→ **What is needed**
Copy all lines below exactly as written. Leave pictures out.
● ● ● ●
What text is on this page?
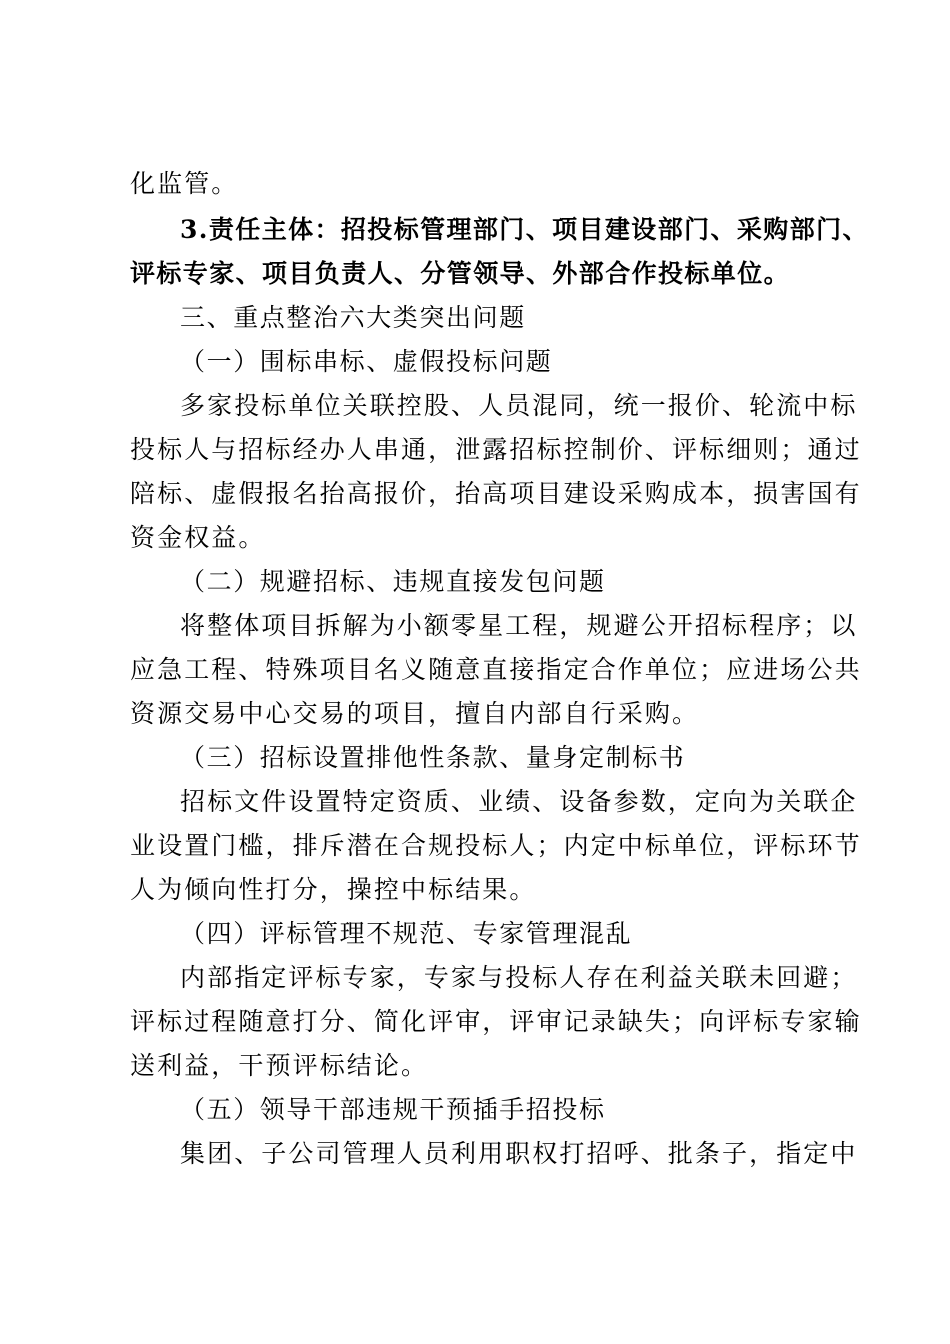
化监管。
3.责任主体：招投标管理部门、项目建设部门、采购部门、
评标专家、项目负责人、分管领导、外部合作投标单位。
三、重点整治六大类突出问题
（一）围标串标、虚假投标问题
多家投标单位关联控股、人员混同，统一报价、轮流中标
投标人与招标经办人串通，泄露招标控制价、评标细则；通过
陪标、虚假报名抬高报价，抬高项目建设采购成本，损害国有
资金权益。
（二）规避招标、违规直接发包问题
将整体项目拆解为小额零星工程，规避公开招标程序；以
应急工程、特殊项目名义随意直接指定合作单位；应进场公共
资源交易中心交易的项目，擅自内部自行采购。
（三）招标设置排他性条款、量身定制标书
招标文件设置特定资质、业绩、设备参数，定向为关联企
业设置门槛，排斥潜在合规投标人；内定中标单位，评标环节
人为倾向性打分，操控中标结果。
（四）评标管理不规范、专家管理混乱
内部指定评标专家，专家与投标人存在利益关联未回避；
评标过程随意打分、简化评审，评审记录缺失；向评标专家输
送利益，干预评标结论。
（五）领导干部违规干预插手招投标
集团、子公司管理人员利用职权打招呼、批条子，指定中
● ● ● ●
→ **Response to this exercise**
What text is on this page?
化监管。
3.责任主体：招投标管理部门、项目建设部门、采购部门、
评标专家、项目负责人、分管领导、外部合作投标单位。
三、重点整治六大类突出问题
（一）围标串标、虚假投标问题
多家投标单位关联控股、人员混同，统一报价、轮流中标
投标人与招标经办人串通，泄露招标控制价、评标细则；通过
陪标、虚假报名抬高报价，抬高项目建设采购成本，损害国有
资金权益。
（二）规避招标、违规直接发包问题
将整体项目拆解为小额零星工程，规避公开招标程序；以
应急工程、特殊项目名义随意直接指定合作单位；应进场公共
资源交易中心交易的项目，擅自内部自行采购。
（三）招标设置排他性条款、量身定制标书
招标文件设置特定资质、业绩、设备参数，定向为关联企
业设置门槛，排斥潜在合规投标人；内定中标单位，评标环节
人为倾向性打分，操控中标结果。
（四）评标管理不规范、专家管理混乱
内部指定评标专家，专家与投标人存在利益关联未回避；
评标过程随意打分、简化评审，评审记录缺失；向评标专家输
送利益，干预评标结论。
（五）领导干部违规干预插手招投标
集团、子公司管理人员利用职权打招呼、批条子，指定中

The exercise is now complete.